— Passage given —
┄┄┄┄┄┄┄┄┄┄┄┄┄┄┄┄┄┄┄┄

Food Fair Stores, Inc. v. Hevey, 173

Decision Date26 May 1975
Docket NumberNo. 173,173
Citation275 Md. 50,338 A.2d 43
PartiesFOOD FAIR STORES, INC. v. Edmund J. HEVEY et al.
CourtMaryland Court of Appeals

Marvin I. Singer, Baltimore (Sullivan, Wiesand & Singer, Baltimore, on the brief), for appellant.

Arthur V. Butler, Wheaton (J. Patrick Coyne, Jr., Wheaton, and Lawrence F. Weslock, Hillcrest Heights, on the brief), for appellees.

Argued before SINGLEY, DIGGES, LEVINE, ELDRIDGE and O'DONNELL, JJ.

LEVINE, Judge.

This appeal is from an award of punitive damages in the total sum of $100,000 recovered jointly by appellees, Edmund J. Hevey and Gordon L. Malone (the employees), at the conclusion of a jury trial in the Circuit Court for Calvert County. In addition, the employees were awarded separate judgments for compensatory damages in consequence of verdicts directed by the trial judge (Bowen, J.). Appellant (Food Fair) does not contest those judgments.

These proceedings arose from an action brought by appellees against Food Fair for wrongful conversion of moneys allegedly due them under that company's 'Incentive Bonus and Retirement Plan' (the Plan). In February and April of 1970, the employees voluntarily terminated their employment and commenced to work for two other companies whom Food Fair regarded as competitors. For that reason, Food Fair denied the employees their benefits pursuant to Section 7.1 of the Plan, and caused their accrued interests therein to be redistributed among the remaining participants. 1 The employees were notified of this action by letters from Food Fair dated May 28, 1970. 2

In Food Fair Stores v. Greeley, 264 Md. 105, 285 A.2d 632, 54 A.L.R.3d 177 (1972), decided January 12, 1972, we held under circumstances identical to those here that the anti-competition clause of Section 7.1 of the Plan was an unreasonable restraint upon the right to earn a livelihood, and that the refusal of Food Fair to pay benefits to Greeley under the Plan constituted a conversion. Following that decision, the employees filed this action on December 28, 1972. At the conclusion of all the evidence at the trial, as we have already noted, the court directed verdicts in favor of both employees on their claims for compensatory damages upon the authority of Food Fair Stores v. Greeley, supra. 3 The compensatory damage awards included the amounts found to have been wrongfully withheld from the employees and interest thereon accruing from the date of the conversion in May 1970.

┄┄┄┄┄┄┄┄┄┄┄┄┄┄┄┄┄┄┄┄

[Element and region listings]
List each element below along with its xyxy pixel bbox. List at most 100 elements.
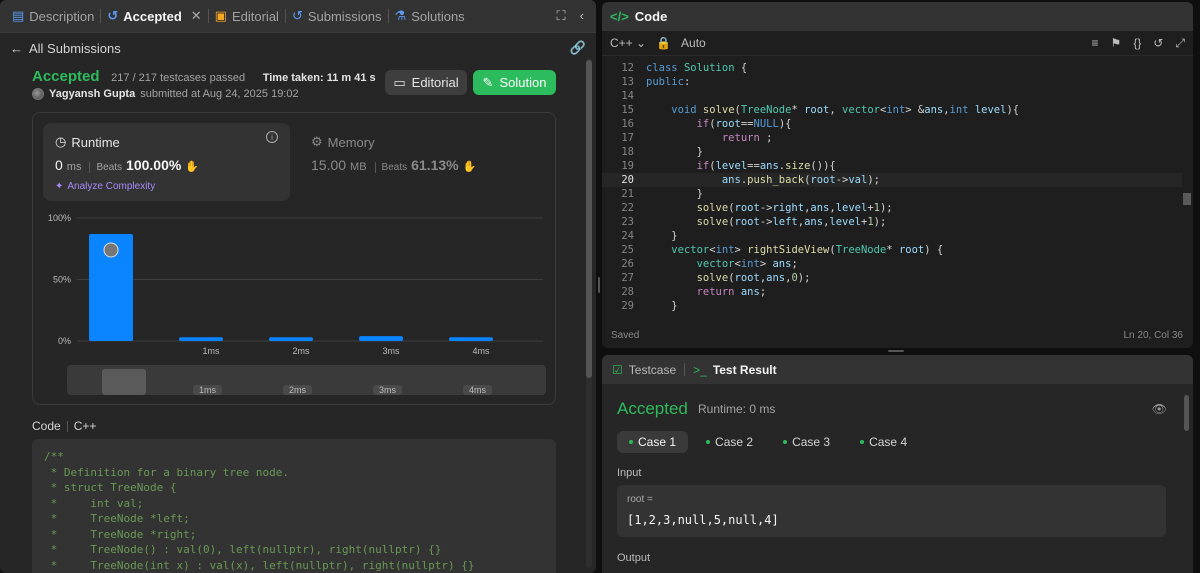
- maximize-icon[interactable]: ⛶: [557, 8, 566, 24]
- pass-dot: [783, 440, 788, 444]
- case-label: Case 1: [638, 435, 677, 449]
- runtime-value: 0 ms Beats 100.00% ✋: [55, 157, 199, 173]
- tab-solutions[interactable]: ⚗ Solutions: [389, 0, 471, 33]
- arrow-left-icon[interactable]: ←: [10, 41, 23, 56]
- code-line: /**: [44, 450, 64, 463]
- brush-label: 4ms: [463, 385, 493, 395]
- output-label: Output: [617, 552, 651, 564]
- tab-test-result[interactable]: Test Result: [713, 363, 777, 377]
- bookmark-icon[interactable]: ⚑: [1111, 36, 1122, 51]
- username[interactable]: Yagyansh Gupta: [49, 88, 135, 100]
- chart-bar[interactable]: [179, 337, 223, 341]
- editor-line: 16 if(root==NULL){: [621, 118, 792, 130]
- auto-mode[interactable]: Auto: [681, 36, 706, 50]
- code-line: * TreeNode(int x) : val(x), left(nullptr…: [44, 558, 475, 572]
- input-label: Input: [617, 467, 642, 479]
- editor-scroll-thumb[interactable]: [1183, 193, 1191, 205]
- editor-line: 19 if(level==ans.size()){: [621, 160, 836, 172]
- save-status: Saved: [611, 330, 640, 341]
- case-tab[interactable]: Case 2: [694, 431, 765, 453]
- testcases-passed: 217 / 217 testcases passed: [111, 72, 246, 84]
- splitter-grip[interactable]: [598, 277, 600, 293]
- test-panel-tabs: ☑ Testcase >_ Test Result: [602, 355, 1193, 384]
- editor-line: 15 void solve(TreeNode* root, vector<int…: [621, 104, 1020, 116]
- runtime-box[interactable]: ◷ Runtime i 0 ms Beats 100.00% ✋ ✦ Analy…: [43, 123, 290, 201]
- code-line: * Definition for a binary tree node.: [44, 465, 290, 479]
- submitted-code[interactable]: /** * Definition for a binary tree node.…: [32, 439, 556, 573]
- info-icon[interactable]: i: [266, 131, 278, 143]
- book-icon: ▭: [393, 74, 406, 90]
- eye-icon[interactable]: 👁: [1152, 402, 1167, 416]
- lock-icon: 🔒: [656, 36, 672, 50]
- editor-line-current: 20 ans.push_back(root->val);: [602, 173, 1182, 187]
- user-avatar-marker: [103, 242, 119, 258]
- editor-title: Code: [634, 9, 668, 24]
- tab-editorial[interactable]: ▣ Editorial: [209, 0, 285, 33]
- analyze-complexity-link[interactable]: ✦ Analyze Complexity: [55, 181, 155, 192]
- editor-line: 17 return ;: [621, 132, 773, 144]
- chart-bar[interactable]: [449, 337, 493, 341]
- runtime-number: 0: [55, 157, 63, 173]
- case-tab[interactable]: Case 3: [771, 431, 842, 453]
- code-line: * struct TreeNode {: [44, 481, 177, 494]
- code-line: * TreeNode() : val(0), left(nullptr), ri…: [44, 543, 442, 556]
- submission-detail: Accepted 217 / 217 testcases passed Time…: [0, 58, 596, 573]
- input-variable: root =: [627, 494, 653, 505]
- chart-brush[interactable]: 1ms 2ms 3ms 4ms: [67, 365, 546, 395]
- chart-bar[interactable]: [269, 337, 313, 341]
- language-value: C++: [610, 36, 633, 50]
- x-tick-label: 2ms: [292, 346, 310, 356]
- memory-unit: MB: [350, 161, 367, 173]
- code-editor[interactable]: 12 class Solution { 13 public: 14 15 void …: [602, 58, 1182, 316]
- language-select[interactable]: C++ ⌄: [610, 36, 646, 50]
- time-taken: Time taken: 11 m 41 s: [262, 72, 376, 84]
- chevron-down-icon: ⌄: [636, 36, 647, 50]
- beats-label: Beats: [89, 162, 122, 173]
- case-tab[interactable]: Case 1: [617, 431, 689, 453]
- runtime-label: Runtime: [71, 134, 120, 150]
- all-submissions-link[interactable]: All Submissions: [29, 41, 121, 56]
- memory-value: 15.00 MB Beats 61.13% ✋: [311, 157, 476, 173]
- editor-scrollbar[interactable]: [1183, 58, 1191, 316]
- tab-description[interactable]: ▤ Description: [6, 0, 100, 33]
- expand-icon[interactable]: ⤢: [1175, 36, 1185, 51]
- tab-label: Editorial: [231, 8, 279, 24]
- flask-icon: ⚗: [394, 8, 407, 23]
- avatar[interactable]: [32, 88, 44, 100]
- tab-testcase[interactable]: Testcase: [629, 363, 676, 377]
- tab-submissions[interactable]: ↺ Submissions: [286, 0, 388, 33]
- case-tab[interactable]: Case 4: [848, 431, 919, 453]
- code-line: * TreeNode *left;: [44, 512, 190, 525]
- clap-icon: ✋: [185, 161, 200, 173]
- cursor-position: Ln 20, Col 36: [1123, 330, 1184, 341]
- back-row: ← All Submissions 🔗: [0, 37, 596, 59]
- editor-line: 28 return ans;: [621, 286, 767, 298]
- left-tabbar: ▤ Description ↺ Accepted ✕ ▣ Editorial ↺…: [0, 0, 596, 33]
- code-icon: </>: [610, 9, 629, 24]
- reset-icon[interactable]: ↺: [1153, 36, 1163, 51]
- memory-header[interactable]: ⚙ Memory: [311, 134, 375, 150]
- editorial-button[interactable]: ▭ Editorial: [385, 70, 467, 95]
- link-icon[interactable]: 🔗: [570, 40, 586, 56]
- tab-accepted[interactable]: ↺ Accepted ✕: [101, 0, 207, 33]
- user-row: Yagyansh Gupta submitted at Aug 24, 2025…: [32, 88, 299, 100]
- status-title: Accepted: [32, 68, 100, 85]
- test-scrollbar[interactable]: [1184, 395, 1189, 431]
- status-row: Accepted 217 / 217 testcases passed Time…: [32, 68, 376, 85]
- solution-button[interactable]: ✎ Solution: [473, 70, 556, 95]
- braces-icon[interactable]: {}: [1133, 36, 1141, 51]
- doc-icon: ▤: [12, 8, 25, 23]
- chart-bar[interactable]: [359, 336, 403, 341]
- editor-line: 26 vector<int> ans;: [621, 258, 798, 270]
- format-icon[interactable]: ≡: [1092, 36, 1099, 51]
- result-status: Accepted: [617, 399, 688, 418]
- editor-line: 25 vector<int> rightSideView(TreeNode* r…: [621, 244, 944, 256]
- beats-label: Beats: [374, 162, 407, 173]
- brush-handle[interactable]: [102, 369, 146, 395]
- close-icon[interactable]: ✕: [191, 8, 202, 24]
- analyze-label: Analyze Complexity: [67, 181, 156, 192]
- editor-line: 12 class Solution {: [621, 62, 748, 74]
- brush-label: 2ms: [283, 385, 313, 395]
- horizontal-splitter[interactable]: [888, 350, 904, 352]
- collapse-icon[interactable]: ‹: [580, 8, 584, 24]
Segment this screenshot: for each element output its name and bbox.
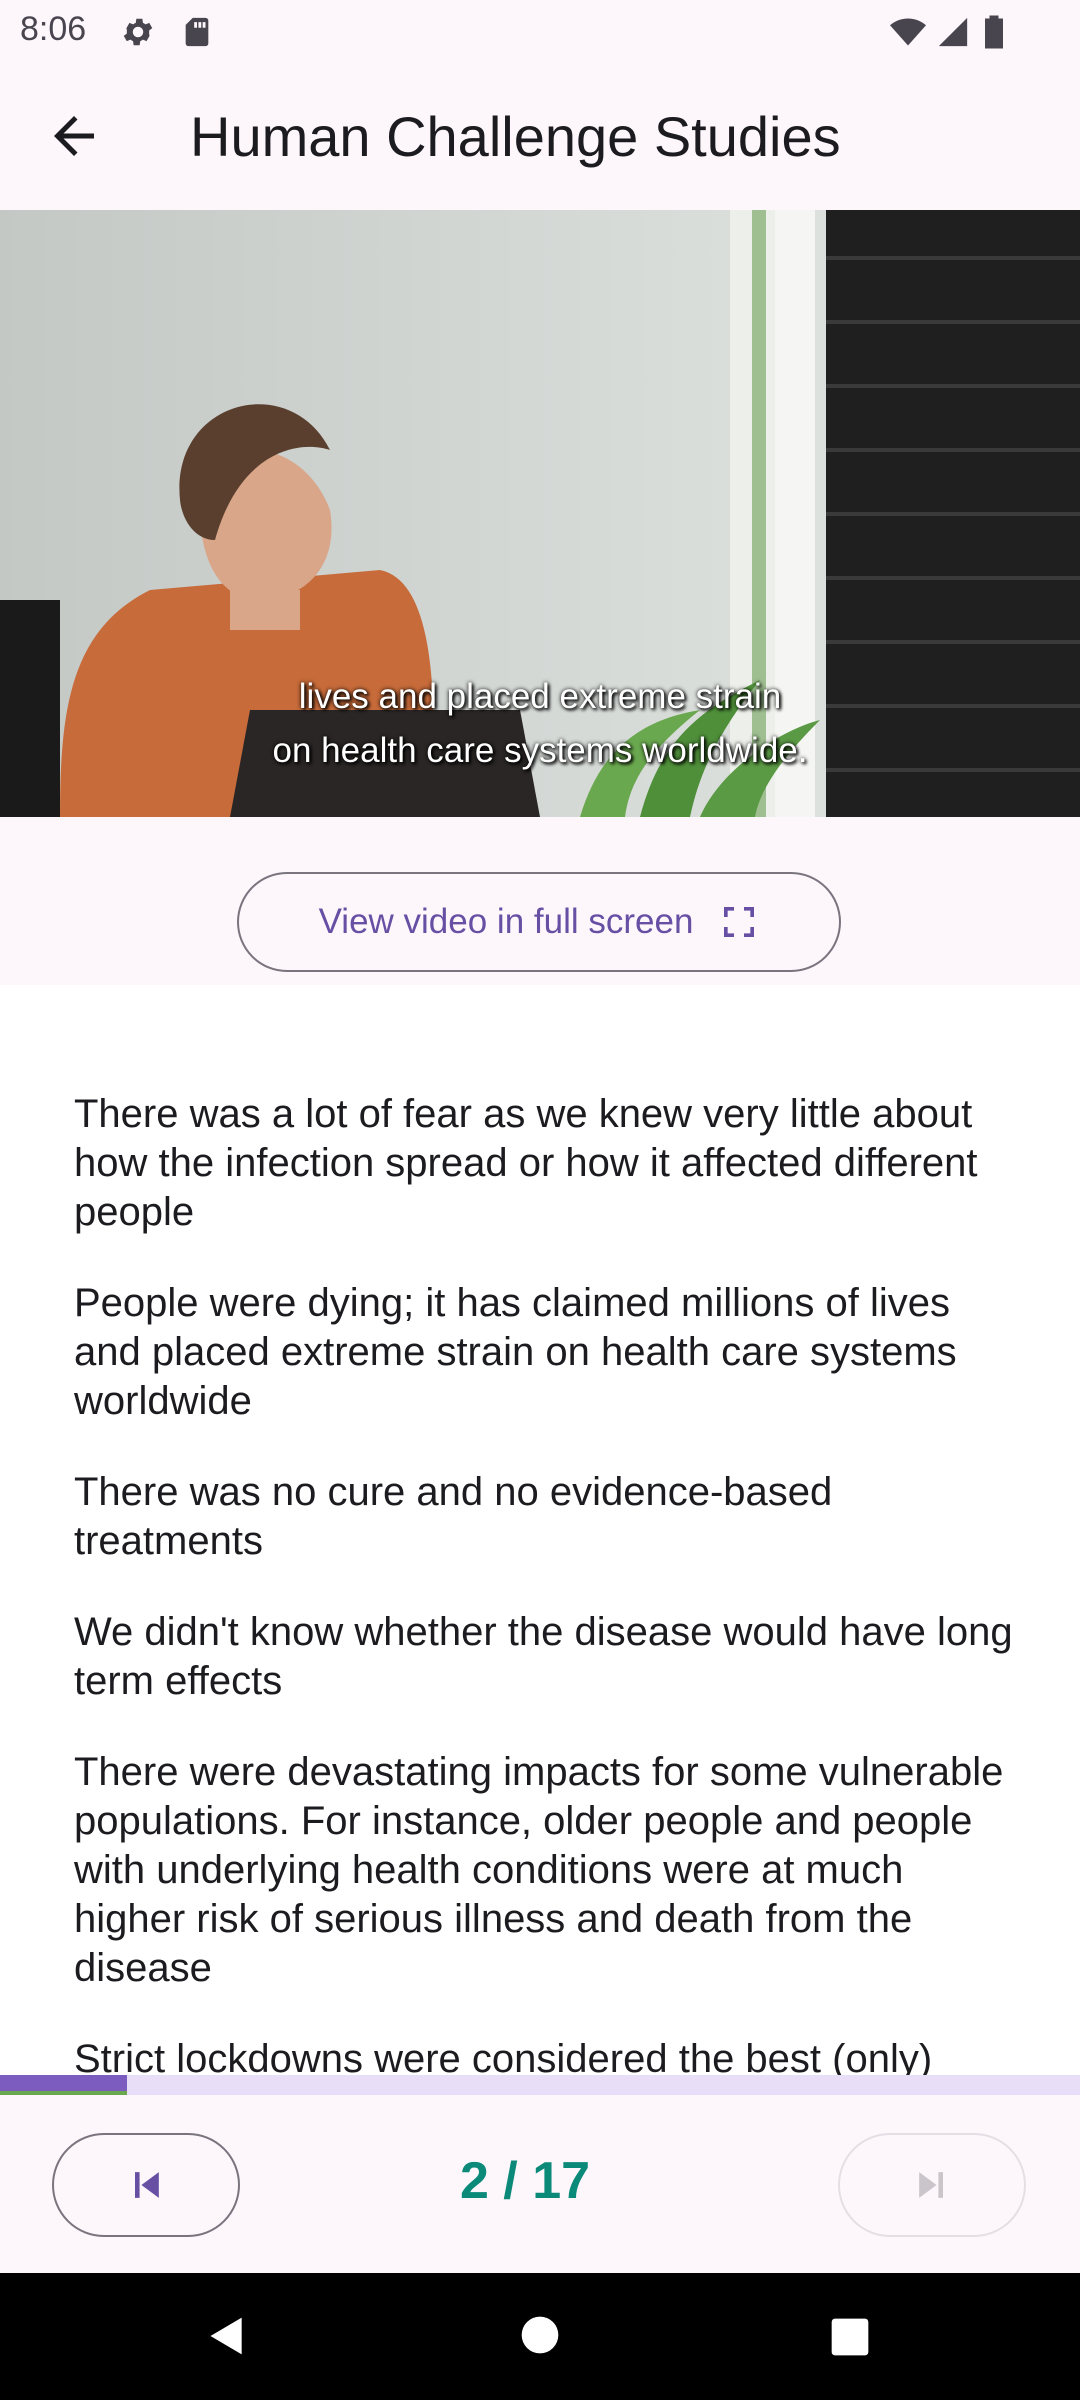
view-full-screen-button[interactable]: View video in full screen	[237, 872, 841, 972]
system-home-icon[interactable]	[520, 2315, 560, 2355]
sd-card-icon	[185, 17, 209, 47]
subtitle-line: on health care systems worldwide.	[272, 731, 808, 770]
settings-gear-icon	[123, 18, 153, 46]
previous-page-button[interactable]	[52, 2133, 240, 2237]
fullscreen-icon	[724, 907, 755, 937]
system-back-icon[interactable]	[205, 2313, 249, 2359]
battery-icon	[985, 15, 1003, 49]
subtitle-line: lives and placed extreme strain	[298, 677, 782, 716]
content-paragraph: There were devastating impacts for some …	[74, 1750, 1004, 1990]
lesson-navigation: 2 / 17	[0, 2095, 1080, 2273]
app-bar: Human Challenge Studies	[0, 64, 1080, 210]
content-paragraph: People were dying; it has claimed millio…	[74, 1281, 957, 1423]
status-bar: 8:06	[0, 0, 1080, 64]
arrow-left-icon	[54, 116, 94, 156]
content-paragraph: There was a lot of fear as we knew very …	[74, 1092, 978, 1234]
content-paragraph: We didn't know whether the disease would…	[74, 1610, 1013, 1703]
progress-fill	[0, 2075, 127, 2095]
page-title: Human Challenge Studies	[190, 105, 841, 168]
lesson-content: There was a lot of fear as we knew very …	[74, 1090, 1024, 2090]
skip-next-icon	[919, 2172, 943, 2198]
lesson-progress-bar	[0, 2075, 1080, 2095]
back-button[interactable]	[44, 106, 104, 166]
system-recents-icon[interactable]	[830, 2317, 870, 2357]
status-time: 8:06	[20, 10, 87, 48]
skip-previous-icon	[135, 2172, 159, 2198]
video-player[interactable]: lives and placed extreme strain on healt…	[0, 210, 1080, 817]
full-screen-button-label: View video in full screen	[318, 902, 694, 941]
content-paragraph: There was no cure and no evidence-based …	[74, 1470, 833, 1563]
system-navigation-bar	[0, 2273, 1080, 2400]
video-subtitles: lives and placed extreme strain on healt…	[0, 670, 1080, 778]
next-page-button[interactable]	[838, 2133, 1026, 2237]
wifi-icon	[890, 18, 926, 46]
cell-signal-icon	[938, 17, 968, 47]
video-controls-area: View video in full screen	[0, 817, 1080, 985]
page-indicator: 2 / 17	[459, 2152, 591, 2210]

┄┄┄┄┄┄┄┄┄┄┄┄┄┄┄┄┄┄┄┄

— List of tasks —
#1 Output the passage of the court opinion starting with "Food Fair Stores, Inc. v. Hevey, 173" and going on through "brief), for appellant.", copied word for word.
#2 Filter the records down to every line that contains the string "lesson", matching case.

— The replies —
#1
Food Fair Stores, Inc. v. Hevey, 173

Decision Date26 May 1975
Docket NumberNo. 173,173
Citation275 Md. 50,338 A.2d 43
PartiesFOOD FAIR STORES, INC. v. Edmund J. HEVEY et al.
CourtMaryland Court of Appeals

Marvin I. Singer, Baltimore (Sullivan, Wiesand & Singer, Baltimore, on the brief), for appellant.

#2
lesson-navigation: 2 / 17	[0, 2095, 1080, 2273]
lesson-content: There was a lot of fear as we knew very …	[74, 1090, 1024, 2090]
lesson-progress-bar	[0, 2075, 1080, 2095]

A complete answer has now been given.